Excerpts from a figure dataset
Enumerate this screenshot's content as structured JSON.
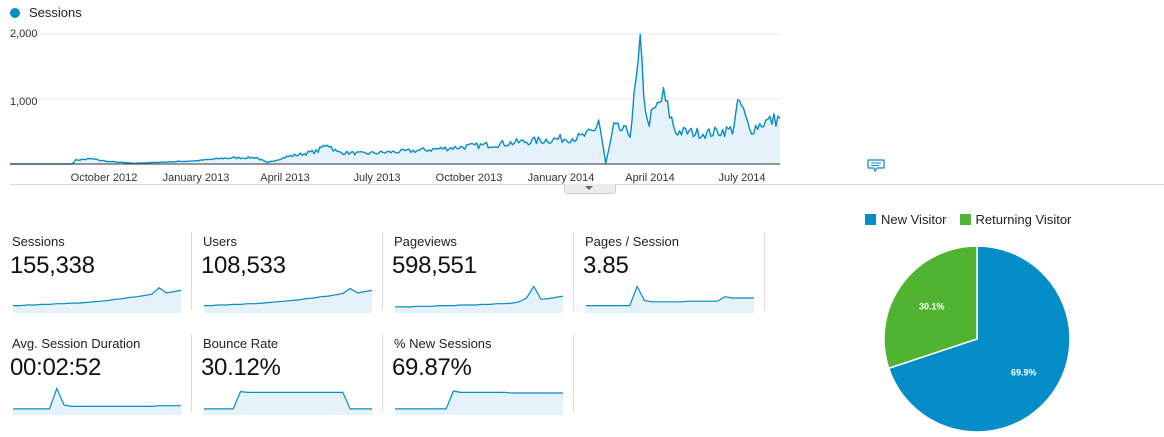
{
  "colors": {
    "series": "#058dc7",
    "fill": "#e6f2f9",
    "new_visitor": "#058dc7",
    "returning_visitor": "#50b432"
  },
  "chart_data": [
    {
      "type": "area",
      "series": [
        {
          "name": "Sessions"
        }
      ],
      "y_ticks": [
        "2,000",
        "1,000"
      ],
      "ylim": [
        0,
        2000
      ],
      "x_ticks": [
        "October 2012",
        "January 2013",
        "April 2013",
        "July 2013",
        "October 2013",
        "January 2014",
        "April 2014",
        "July 2014"
      ],
      "xlim": [
        "2012-08-01",
        "2014-08-31"
      ],
      "grid": true,
      "points": [
        [
          "2012-08-01",
          0
        ],
        [
          "2012-10-01",
          0
        ],
        [
          "2012-10-05",
          60
        ],
        [
          "2012-10-20",
          80
        ],
        [
          "2012-11-05",
          40
        ],
        [
          "2012-12-01",
          10
        ],
        [
          "2013-01-01",
          30
        ],
        [
          "2013-02-01",
          50
        ],
        [
          "2013-03-01",
          90
        ],
        [
          "2013-04-01",
          100
        ],
        [
          "2013-04-12",
          20
        ],
        [
          "2013-05-01",
          110
        ],
        [
          "2013-06-01",
          200
        ],
        [
          "2013-06-10",
          320
        ],
        [
          "2013-06-20",
          180
        ],
        [
          "2013-07-15",
          160
        ],
        [
          "2013-09-01",
          200
        ],
        [
          "2013-10-20",
          260
        ],
        [
          "2013-11-20",
          300
        ],
        [
          "2013-12-20",
          340
        ],
        [
          "2014-01-20",
          380
        ],
        [
          "2014-02-15",
          410
        ],
        [
          "2014-03-01",
          500
        ],
        [
          "2014-03-05",
          700
        ],
        [
          "2014-03-12",
          10
        ],
        [
          "2014-03-20",
          560
        ],
        [
          "2014-04-05",
          480
        ],
        [
          "2014-04-15",
          1720
        ],
        [
          "2014-04-22",
          620
        ],
        [
          "2014-05-08",
          1040
        ],
        [
          "2014-05-20",
          500
        ],
        [
          "2014-06-20",
          470
        ],
        [
          "2014-07-15",
          530
        ],
        [
          "2014-07-22",
          960
        ],
        [
          "2014-08-01",
          520
        ],
        [
          "2014-08-15",
          640
        ],
        [
          "2014-08-31",
          700
        ]
      ]
    },
    {
      "type": "pie",
      "categories": [
        "New Visitor",
        "Returning Visitor"
      ],
      "values": [
        69.9,
        30.1
      ],
      "labels": [
        "69.9%",
        "30.1%"
      ]
    }
  ],
  "metrics": [
    {
      "label": "Sessions",
      "value": "155,338",
      "spark": [
        10,
        10,
        11,
        11,
        12,
        12,
        13,
        13,
        14,
        14,
        15,
        16,
        17,
        18,
        20,
        21,
        23,
        24,
        26,
        28,
        38,
        30,
        32,
        34
      ]
    },
    {
      "label": "Users",
      "value": "108,533",
      "spark": [
        10,
        10,
        11,
        11,
        12,
        12,
        13,
        13,
        14,
        15,
        16,
        17,
        18,
        19,
        21,
        22,
        24,
        25,
        27,
        29,
        37,
        30,
        32,
        34
      ]
    },
    {
      "label": "Pageviews",
      "value": "598,551",
      "spark": [
        8,
        8,
        8,
        9,
        9,
        9,
        10,
        10,
        10,
        11,
        11,
        11,
        12,
        12,
        13,
        13,
        14,
        16,
        22,
        40,
        20,
        21,
        23,
        25
      ]
    },
    {
      "label": "Pages / Session",
      "value": "3.85",
      "spark": [
        10,
        10,
        10,
        10,
        10,
        10,
        10,
        40,
        18,
        16,
        16,
        16,
        16,
        16,
        17,
        17,
        17,
        17,
        17,
        24,
        22,
        22,
        22,
        22
      ]
    },
    {
      "label": "Avg. Session Duration",
      "value": "00:02:52",
      "spark": [
        8,
        8,
        8,
        8,
        8,
        8,
        40,
        14,
        12,
        12,
        12,
        12,
        12,
        12,
        12,
        12,
        12,
        12,
        12,
        12,
        13,
        13,
        13,
        13
      ]
    },
    {
      "label": "Bounce Rate",
      "value": "30.12%",
      "spark": [
        8,
        8,
        8,
        8,
        8,
        35,
        34,
        34,
        34,
        34,
        34,
        34,
        34,
        34,
        34,
        34,
        34,
        34,
        34,
        34,
        8,
        8,
        8,
        8
      ]
    },
    {
      "label": "% New Sessions",
      "value": "69.87%",
      "spark": [
        8,
        8,
        8,
        8,
        8,
        8,
        8,
        8,
        36,
        34,
        34,
        34,
        34,
        34,
        34,
        34,
        33,
        33,
        33,
        33,
        33,
        33,
        33,
        33
      ]
    }
  ]
}
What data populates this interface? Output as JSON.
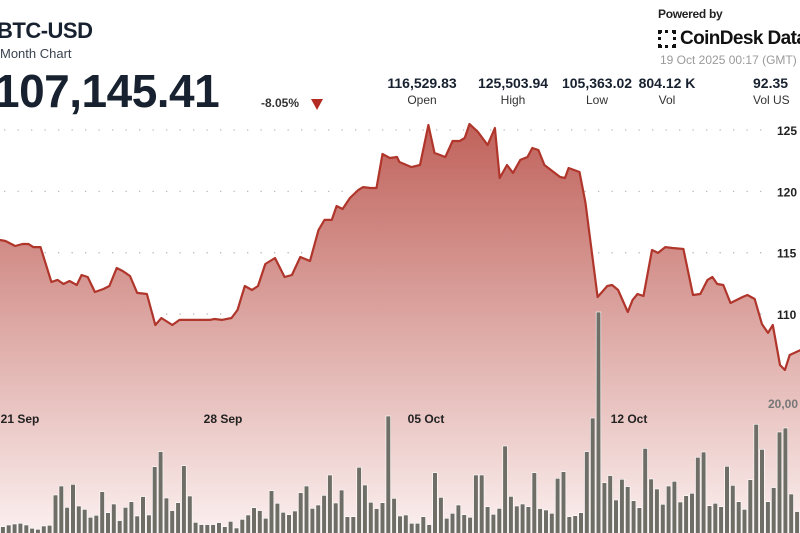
{
  "header": {
    "symbol": "BTC-USD",
    "subtitle": "Month Chart",
    "price": "107,145.41",
    "change": "-8.05%",
    "change_direction": "down",
    "change_icon": "triangle-down-icon"
  },
  "stats": [
    {
      "value": "116,529.83",
      "label": "Open"
    },
    {
      "value": "125,503.94",
      "label": "High"
    },
    {
      "value": "105,363.02",
      "label": "Low"
    },
    {
      "value": "804.12 K",
      "label": "Vol"
    },
    {
      "value": "92.35",
      "label": "Vol US"
    }
  ],
  "branding": {
    "powered_by": "Powered by",
    "logo_text": "CoinDesk Data",
    "timestamp": "19 Oct 2025 00:17 (GMT)"
  },
  "colors": {
    "line": "#b0352b",
    "fill_top": "#c0625b",
    "fill_bottom": "#fbf0ef",
    "volume_bar": "#6e6d66",
    "down": "#b32b22"
  },
  "chart_data": {
    "type": "area",
    "title": "",
    "grid": "dotted horizontal",
    "ylim": [
      105000,
      125500
    ],
    "y_ticks": [
      {
        "value": 125000,
        "label": "125"
      },
      {
        "value": 120000,
        "label": "120"
      },
      {
        "value": 115000,
        "label": "115"
      },
      {
        "value": 110000,
        "label": "110"
      }
    ],
    "x_ticks": [
      {
        "date": "2025-09-21 00:00",
        "label": "21 Sep"
      },
      {
        "date": "2025-09-28 00:00",
        "label": "28 Sep"
      },
      {
        "date": "2025-10-05 00:00",
        "label": "05 Oct"
      },
      {
        "date": "2025-10-12 00:00",
        "label": "12 Oct"
      }
    ],
    "price_series": [
      [
        "2025-09-20 07:00",
        116040
      ],
      [
        "2025-09-20 12:00",
        115950
      ],
      [
        "2025-09-20 20:00",
        115550
      ],
      [
        "2025-09-21 02:00",
        115710
      ],
      [
        "2025-09-21 07:00",
        115710
      ],
      [
        "2025-09-21 11:00",
        115460
      ],
      [
        "2025-09-21 17:00",
        115460
      ],
      [
        "2025-09-22 02:00",
        112610
      ],
      [
        "2025-09-22 07:00",
        112780
      ],
      [
        "2025-09-22 12:00",
        112450
      ],
      [
        "2025-09-22 17:00",
        112690
      ],
      [
        "2025-09-22 23:00",
        112370
      ],
      [
        "2025-09-23 03:00",
        113180
      ],
      [
        "2025-09-23 08:00",
        113020
      ],
      [
        "2025-09-23 14:00",
        111800
      ],
      [
        "2025-09-23 21:00",
        112040
      ],
      [
        "2025-09-24 02:00",
        112290
      ],
      [
        "2025-09-24 08:00",
        113750
      ],
      [
        "2025-09-24 13:00",
        113510
      ],
      [
        "2025-09-24 19:00",
        113100
      ],
      [
        "2025-09-25 01:00",
        111720
      ],
      [
        "2025-09-25 09:00",
        111630
      ],
      [
        "2025-09-25 16:00",
        109110
      ],
      [
        "2025-09-25 21:00",
        109680
      ],
      [
        "2025-09-26 06:00",
        109110
      ],
      [
        "2025-09-26 12:00",
        109520
      ],
      [
        "2025-09-26 23:00",
        109520
      ],
      [
        "2025-09-27 13:00",
        109520
      ],
      [
        "2025-09-27 17:00",
        109600
      ],
      [
        "2025-09-27 23:00",
        109520
      ],
      [
        "2025-09-28 07:00",
        109680
      ],
      [
        "2025-09-28 12:00",
        110330
      ],
      [
        "2025-09-28 18:00",
        112290
      ],
      [
        "2025-09-29 00:00",
        111960
      ],
      [
        "2025-09-29 05:00",
        112290
      ],
      [
        "2025-09-29 11:00",
        114080
      ],
      [
        "2025-09-29 19:00",
        114570
      ],
      [
        "2025-09-30 03:00",
        113020
      ],
      [
        "2025-09-30 09:00",
        113180
      ],
      [
        "2025-09-30 16:00",
        114650
      ],
      [
        "2025-10-01 00:00",
        114320
      ],
      [
        "2025-10-01 07:00",
        116850
      ],
      [
        "2025-10-01 12:00",
        117670
      ],
      [
        "2025-10-01 18:00",
        117670
      ],
      [
        "2025-10-01 22:00",
        118810
      ],
      [
        "2025-10-02 03:00",
        118560
      ],
      [
        "2025-10-02 09:00",
        119460
      ],
      [
        "2025-10-02 16:00",
        120110
      ],
      [
        "2025-10-02 20:00",
        120350
      ],
      [
        "2025-10-03 02:00",
        120270
      ],
      [
        "2025-10-03 07:00",
        120270
      ],
      [
        "2025-10-03 12:00",
        123040
      ],
      [
        "2025-10-03 18:00",
        122720
      ],
      [
        "2025-10-04 00:00",
        122800
      ],
      [
        "2025-10-04 02:00",
        122390
      ],
      [
        "2025-10-04 12:00",
        121980
      ],
      [
        "2025-10-04 19:00",
        122150
      ],
      [
        "2025-10-05 02:00",
        125410
      ],
      [
        "2025-10-05 07:00",
        123130
      ],
      [
        "2025-10-05 16:00",
        122800
      ],
      [
        "2025-10-05 22:00",
        124100
      ],
      [
        "2025-10-06 04:00",
        124100
      ],
      [
        "2025-10-06 08:00",
        124350
      ],
      [
        "2025-10-06 12:00",
        125490
      ],
      [
        "2025-10-06 19:00",
        124840
      ],
      [
        "2025-10-07 03:00",
        123780
      ],
      [
        "2025-10-07 09:00",
        125160
      ],
      [
        "2025-10-07 13:00",
        121090
      ],
      [
        "2025-10-07 19:00",
        122150
      ],
      [
        "2025-10-08 00:00",
        121500
      ],
      [
        "2025-10-08 06:00",
        122560
      ],
      [
        "2025-10-08 12:00",
        122800
      ],
      [
        "2025-10-08 16:00",
        123530
      ],
      [
        "2025-10-08 21:00",
        123370
      ],
      [
        "2025-10-09 02:00",
        122150
      ],
      [
        "2025-10-09 15:00",
        121170
      ],
      [
        "2025-10-09 19:00",
        121090
      ],
      [
        "2025-10-09 22:00",
        121900
      ],
      [
        "2025-10-10 07:00",
        121580
      ],
      [
        "2025-10-10 12:00",
        119050
      ],
      [
        "2025-10-10 22:00",
        111390
      ],
      [
        "2025-10-11 06:00",
        112290
      ],
      [
        "2025-10-11 10:00",
        112370
      ],
      [
        "2025-10-11 15:00",
        111960
      ],
      [
        "2025-10-11 23:00",
        110170
      ],
      [
        "2025-10-12 03:00",
        111150
      ],
      [
        "2025-10-12 07:00",
        111630
      ],
      [
        "2025-10-12 12:00",
        111470
      ],
      [
        "2025-10-12 16:00",
        113590
      ],
      [
        "2025-10-12 19:00",
        115220
      ],
      [
        "2025-10-13 00:00",
        114980
      ],
      [
        "2025-10-13 06:00",
        115460
      ],
      [
        "2025-10-13 12:00",
        115380
      ],
      [
        "2025-10-13 21:00",
        115300
      ],
      [
        "2025-10-14 05:00",
        111550
      ],
      [
        "2025-10-14 11:00",
        111630
      ],
      [
        "2025-10-14 17:00",
        112780
      ],
      [
        "2025-10-14 21:00",
        113020
      ],
      [
        "2025-10-15 01:00",
        112450
      ],
      [
        "2025-10-15 06:00",
        112370
      ],
      [
        "2025-10-15 12:00",
        110900
      ],
      [
        "2025-10-15 22:00",
        111390
      ],
      [
        "2025-10-16 02:00",
        111550
      ],
      [
        "2025-10-16 08:00",
        111230
      ],
      [
        "2025-10-16 14:00",
        109190
      ],
      [
        "2025-10-16 19:00",
        108460
      ],
      [
        "2025-10-16 23:00",
        109110
      ],
      [
        "2025-10-17 05:00",
        105850
      ],
      [
        "2025-10-17 09:00",
        105440
      ],
      [
        "2025-10-17 13:00",
        106660
      ],
      [
        "2025-10-17 22:00",
        107070
      ]
    ],
    "volume_axis": {
      "tick_value": 20000,
      "tick_label": "20,00"
    },
    "volume_values": [
      2580,
      2820,
      2960,
      3050,
      2820,
      2350,
      2210,
      2680,
      2770,
      7040,
      8310,
      5300,
      8540,
      5490,
      5020,
      3900,
      4180,
      7510,
      4550,
      5770,
      3430,
      5300,
      6100,
      4080,
      6810,
      4230,
      11030,
      13150,
      6620,
      4840,
      5960,
      11170,
      6900,
      3190,
      2870,
      2870,
      2870,
      3150,
      2580,
      3330,
      2400,
      3610,
      4230,
      5260,
      4840,
      3760,
      7650,
      5870,
      4600,
      4270,
      4790,
      7370,
      8310,
      5160,
      5630,
      6990,
      9860,
      5920,
      7750,
      3990,
      3990,
      10940,
      8450,
      6010,
      5120,
      5960,
      18170,
      6570,
      4080,
      4230,
      3050,
      3050,
      3990,
      2870,
      10190,
      6710,
      3760,
      4460,
      5630,
      4270,
      3900,
      9860,
      9860,
      5400,
      4320,
      5160,
      13940,
      6850,
      5490,
      5770,
      5400,
      10190,
      5120,
      4930,
      4460,
      9390,
      10330,
      3990,
      4130,
      4550,
      13150,
      17890,
      32820,
      8780,
      9770,
      6340,
      9250,
      8220,
      6240,
      5260,
      13610,
      9300,
      7890,
      5730,
      8310,
      8970,
      6060,
      6950,
      7280,
      12350,
      13100,
      5540,
      5870,
      5400,
      11080,
      8400,
      6100,
      5020,
      9200,
      17000,
      13470,
      6100,
      8080,
      15920,
      16480,
      7180,
      4700
    ]
  }
}
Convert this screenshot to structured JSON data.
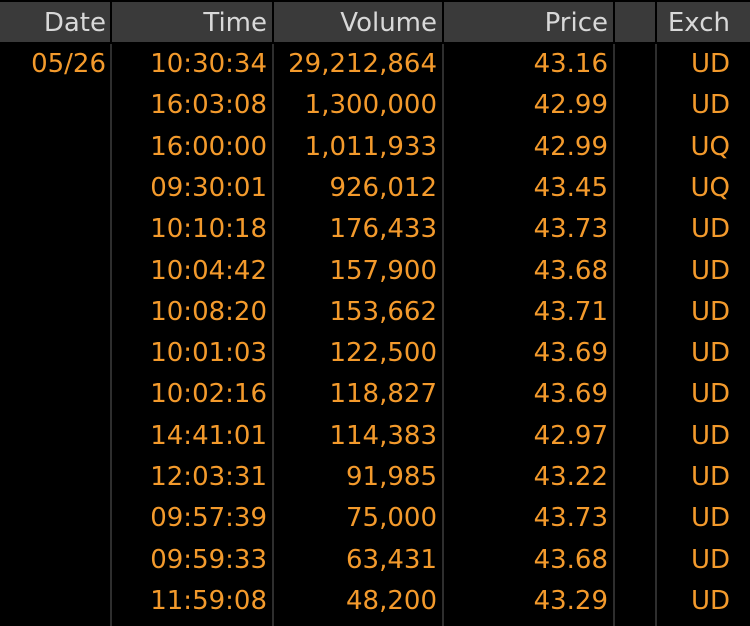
{
  "table": {
    "columns": [
      "Date",
      "Time",
      "Volume",
      "Price",
      "Exch"
    ],
    "rows": [
      [
        "05/26",
        "10:30:34",
        "29,212,864",
        "43.16",
        "UD"
      ],
      [
        null,
        "16:03:08",
        "1,300,000",
        "42.99",
        "UD"
      ],
      [
        null,
        "16:00:00",
        "1,011,933",
        "42.99",
        "UQ"
      ],
      [
        null,
        "09:30:01",
        "926,012",
        "43.45",
        "UQ"
      ],
      [
        null,
        "10:10:18",
        "176,433",
        "43.73",
        "UD"
      ],
      [
        null,
        "10:04:42",
        "157,900",
        "43.68",
        "UD"
      ],
      [
        null,
        "10:08:20",
        "153,662",
        "43.71",
        "UD"
      ],
      [
        null,
        "10:01:03",
        "122,500",
        "43.69",
        "UD"
      ],
      [
        null,
        "10:02:16",
        "118,827",
        "43.69",
        "UD"
      ],
      [
        null,
        "14:41:01",
        "114,383",
        "42.97",
        "UD"
      ],
      [
        null,
        "12:03:31",
        "91,985",
        "43.22",
        "UD"
      ],
      [
        null,
        "09:57:39",
        "75,000",
        "43.73",
        "UD"
      ],
      [
        null,
        "09:59:33",
        "63,431",
        "43.68",
        "UD"
      ],
      [
        null,
        "11:59:08",
        "48,200",
        "43.29",
        "UD"
      ]
    ]
  }
}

Challenge
The lines to collect are those holding the string "this"; copy them all.

Full answer
Enumerate this screenshot's content as structured JSON.
What data populates this interface? Output as JSON.
Convert this screenshot to structured JSON data.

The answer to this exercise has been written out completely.